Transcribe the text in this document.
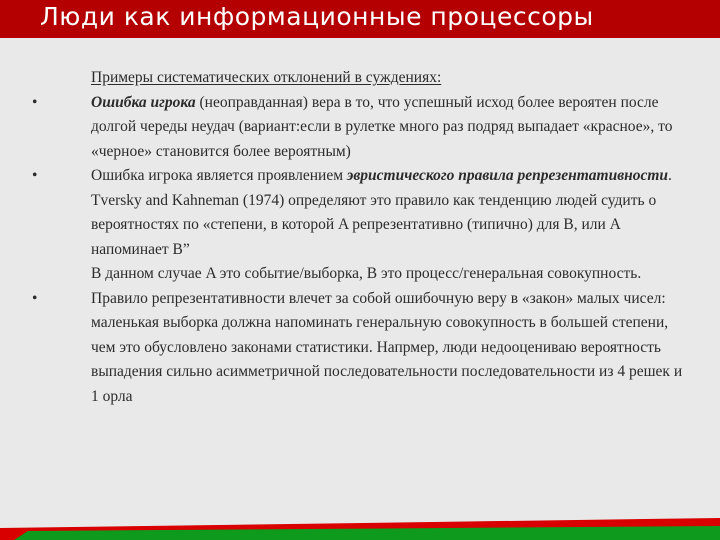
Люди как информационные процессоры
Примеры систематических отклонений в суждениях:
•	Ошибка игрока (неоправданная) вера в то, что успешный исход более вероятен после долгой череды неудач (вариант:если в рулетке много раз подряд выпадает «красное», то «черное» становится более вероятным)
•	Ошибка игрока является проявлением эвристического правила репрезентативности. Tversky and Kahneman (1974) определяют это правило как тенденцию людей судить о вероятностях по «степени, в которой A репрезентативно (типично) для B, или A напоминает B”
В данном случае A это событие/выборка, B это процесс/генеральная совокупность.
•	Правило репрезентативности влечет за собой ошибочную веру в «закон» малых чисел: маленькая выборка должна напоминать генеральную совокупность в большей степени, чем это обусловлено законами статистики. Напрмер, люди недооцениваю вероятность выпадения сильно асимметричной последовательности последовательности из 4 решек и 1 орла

...

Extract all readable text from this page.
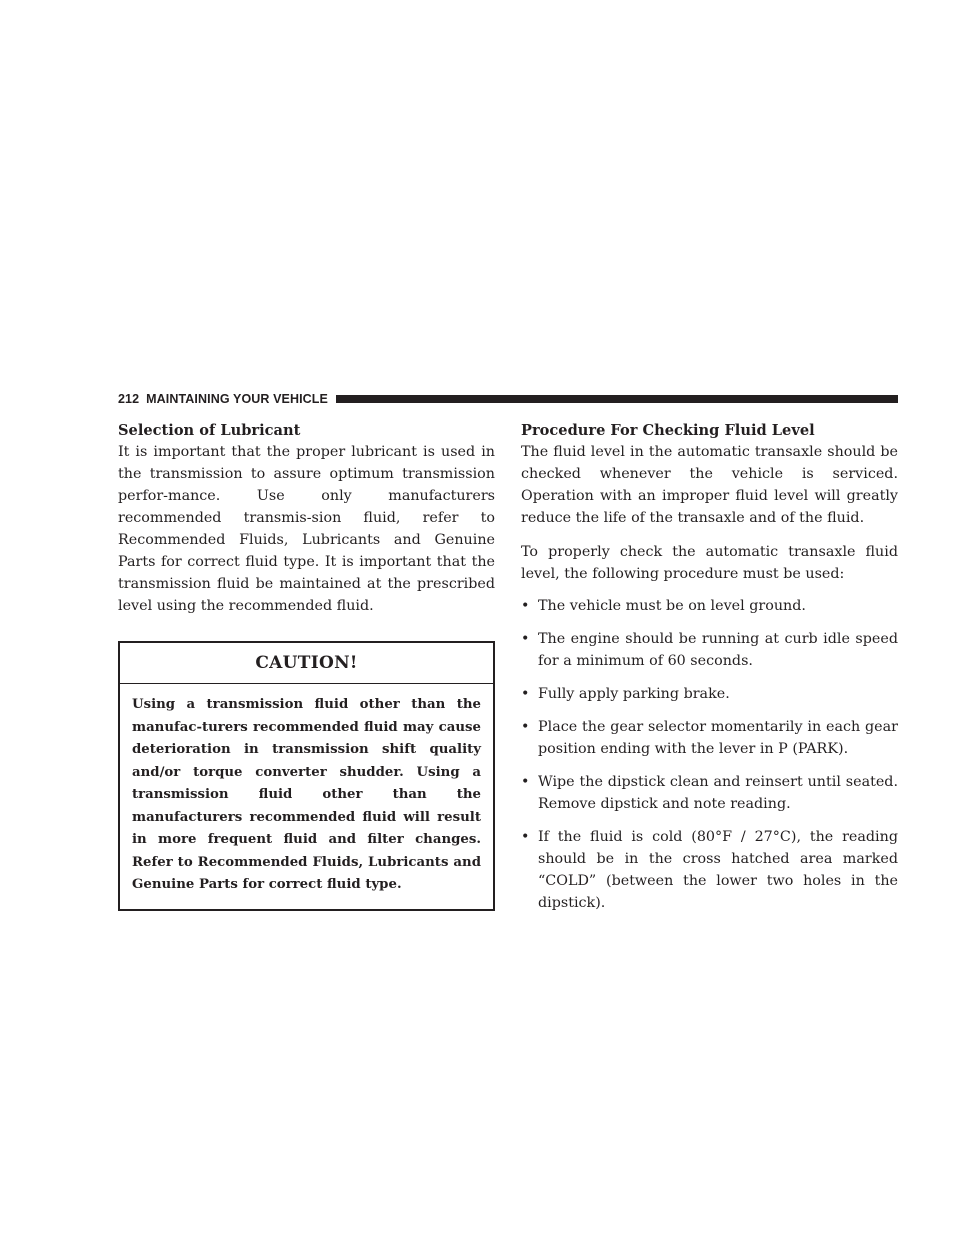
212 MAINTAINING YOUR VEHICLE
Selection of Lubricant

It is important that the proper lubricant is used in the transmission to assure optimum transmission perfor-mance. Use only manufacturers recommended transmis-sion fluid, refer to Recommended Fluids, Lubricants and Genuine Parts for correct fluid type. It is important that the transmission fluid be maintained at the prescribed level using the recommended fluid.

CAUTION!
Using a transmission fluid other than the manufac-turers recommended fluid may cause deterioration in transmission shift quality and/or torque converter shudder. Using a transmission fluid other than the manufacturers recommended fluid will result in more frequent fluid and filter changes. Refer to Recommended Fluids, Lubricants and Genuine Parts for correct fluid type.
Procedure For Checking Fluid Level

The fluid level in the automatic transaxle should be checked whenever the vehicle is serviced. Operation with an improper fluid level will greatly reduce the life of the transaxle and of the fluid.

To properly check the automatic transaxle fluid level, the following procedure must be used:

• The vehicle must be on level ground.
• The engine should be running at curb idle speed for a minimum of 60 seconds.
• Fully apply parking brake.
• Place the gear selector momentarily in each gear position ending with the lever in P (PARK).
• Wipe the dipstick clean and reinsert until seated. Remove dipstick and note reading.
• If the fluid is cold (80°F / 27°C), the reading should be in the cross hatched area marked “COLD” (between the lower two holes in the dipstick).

--

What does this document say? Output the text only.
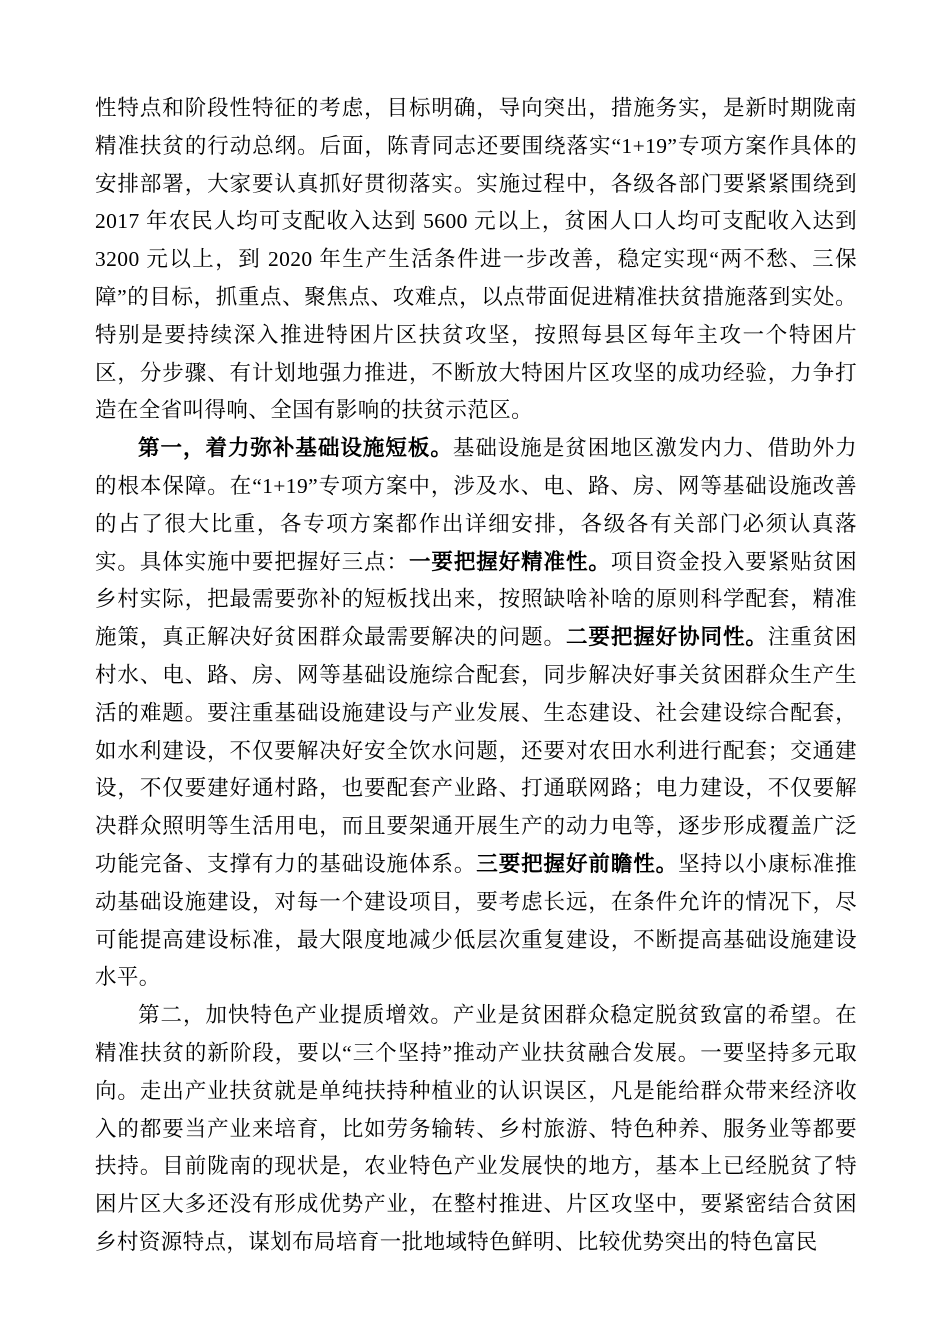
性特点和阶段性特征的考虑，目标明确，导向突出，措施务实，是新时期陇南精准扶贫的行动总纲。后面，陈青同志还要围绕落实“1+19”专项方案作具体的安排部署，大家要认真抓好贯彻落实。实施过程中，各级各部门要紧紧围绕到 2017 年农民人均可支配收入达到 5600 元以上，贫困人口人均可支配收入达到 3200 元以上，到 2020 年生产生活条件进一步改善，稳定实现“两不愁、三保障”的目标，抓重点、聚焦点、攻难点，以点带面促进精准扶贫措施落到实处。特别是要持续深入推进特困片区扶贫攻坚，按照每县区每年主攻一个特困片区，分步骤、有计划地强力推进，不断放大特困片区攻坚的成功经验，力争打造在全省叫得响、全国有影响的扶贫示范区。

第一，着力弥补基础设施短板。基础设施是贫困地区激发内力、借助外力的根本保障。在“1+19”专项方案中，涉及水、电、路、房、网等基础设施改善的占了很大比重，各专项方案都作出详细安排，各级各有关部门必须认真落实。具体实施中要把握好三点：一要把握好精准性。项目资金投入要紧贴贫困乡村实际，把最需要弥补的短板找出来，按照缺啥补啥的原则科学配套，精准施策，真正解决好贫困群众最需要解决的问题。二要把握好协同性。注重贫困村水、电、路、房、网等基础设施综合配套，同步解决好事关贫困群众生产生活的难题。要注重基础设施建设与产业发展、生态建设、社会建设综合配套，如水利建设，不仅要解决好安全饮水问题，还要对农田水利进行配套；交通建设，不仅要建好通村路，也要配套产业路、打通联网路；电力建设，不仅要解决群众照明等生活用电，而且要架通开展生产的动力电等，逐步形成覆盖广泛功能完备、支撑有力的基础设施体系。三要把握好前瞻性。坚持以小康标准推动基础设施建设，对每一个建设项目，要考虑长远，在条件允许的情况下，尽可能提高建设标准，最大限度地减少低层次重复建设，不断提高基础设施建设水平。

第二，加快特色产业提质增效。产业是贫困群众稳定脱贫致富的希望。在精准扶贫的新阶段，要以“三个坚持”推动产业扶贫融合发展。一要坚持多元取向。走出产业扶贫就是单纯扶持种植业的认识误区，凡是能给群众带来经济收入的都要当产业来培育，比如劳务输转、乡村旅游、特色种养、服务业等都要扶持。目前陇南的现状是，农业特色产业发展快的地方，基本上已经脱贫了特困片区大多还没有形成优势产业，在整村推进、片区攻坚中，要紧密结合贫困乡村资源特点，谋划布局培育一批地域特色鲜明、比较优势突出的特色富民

▸ WHAT THIS TASK INVOLVES
For the entries shown above, give the number of lines that include the word "репрезентативности", without any other text.

▸ ANSWER TO THE EXERCISE
2